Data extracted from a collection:
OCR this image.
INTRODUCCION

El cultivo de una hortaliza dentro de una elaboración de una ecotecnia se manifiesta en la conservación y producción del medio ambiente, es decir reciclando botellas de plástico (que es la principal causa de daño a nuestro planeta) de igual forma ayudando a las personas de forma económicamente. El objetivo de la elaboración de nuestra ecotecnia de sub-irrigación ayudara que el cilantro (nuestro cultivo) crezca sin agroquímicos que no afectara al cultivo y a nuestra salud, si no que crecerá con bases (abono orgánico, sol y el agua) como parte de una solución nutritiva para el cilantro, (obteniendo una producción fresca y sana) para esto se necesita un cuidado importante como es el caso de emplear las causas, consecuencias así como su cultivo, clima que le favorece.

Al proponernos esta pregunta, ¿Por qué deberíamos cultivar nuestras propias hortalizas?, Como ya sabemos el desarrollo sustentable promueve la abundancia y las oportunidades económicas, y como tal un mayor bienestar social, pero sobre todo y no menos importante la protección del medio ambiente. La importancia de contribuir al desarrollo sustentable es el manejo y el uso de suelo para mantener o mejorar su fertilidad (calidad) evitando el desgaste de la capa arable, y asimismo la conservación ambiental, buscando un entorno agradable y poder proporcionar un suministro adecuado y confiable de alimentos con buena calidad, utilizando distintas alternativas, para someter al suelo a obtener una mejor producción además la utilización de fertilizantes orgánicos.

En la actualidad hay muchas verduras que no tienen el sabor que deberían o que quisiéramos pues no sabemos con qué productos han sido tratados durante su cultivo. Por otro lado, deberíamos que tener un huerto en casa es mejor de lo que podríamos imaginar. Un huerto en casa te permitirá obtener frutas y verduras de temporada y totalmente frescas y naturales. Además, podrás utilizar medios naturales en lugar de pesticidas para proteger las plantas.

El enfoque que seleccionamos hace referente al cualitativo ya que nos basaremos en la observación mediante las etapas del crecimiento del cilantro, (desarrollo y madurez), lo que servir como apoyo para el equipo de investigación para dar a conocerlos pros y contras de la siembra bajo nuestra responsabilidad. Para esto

*YOUR INSTRUCTIONS:*
Using the records above, copy each line that contains "mejor".

*OUTPUT FOR THIS EXERCISE:*
Al proponernos esta pregunta, ¿Por qué deberíamos cultivar nuestras propias hortalizas?, Como ya sabemos el desarrollo sustentable promueve la abundancia y las oportunidades económicas, y como tal un mayor bienestar social, pero sobre todo y no menos importante la protección del medio ambiente. La importancia de contribuir al desarrollo sustentable es el manejo y el uso de suelo para mantener o mejorar su fertilidad (calidad) evitando el desgaste de la capa arable, y asimismo la conservación ambiental, buscando un entorno agradable y poder proporcionar un suministro adecuado y confiable de alimentos con buena calidad, utilizando distintas alternativas, para someter al suelo a obtener una mejor producción además la utilización de fertilizantes orgánicos.
En la actualidad hay muchas verduras que no tienen el sabor que deberían o que quisiéramos pues no sabemos con qué productos han sido tratados durante su cultivo. Por otro lado, deberíamos que tener un huerto en casa es mejor de lo que podríamos imaginar. Un huerto en casa te permitirá obtener frutas y verduras de temporada y totalmente frescas y naturales. Además, podrás utilizar medios naturales en lugar de pesticidas para proteger las plantas.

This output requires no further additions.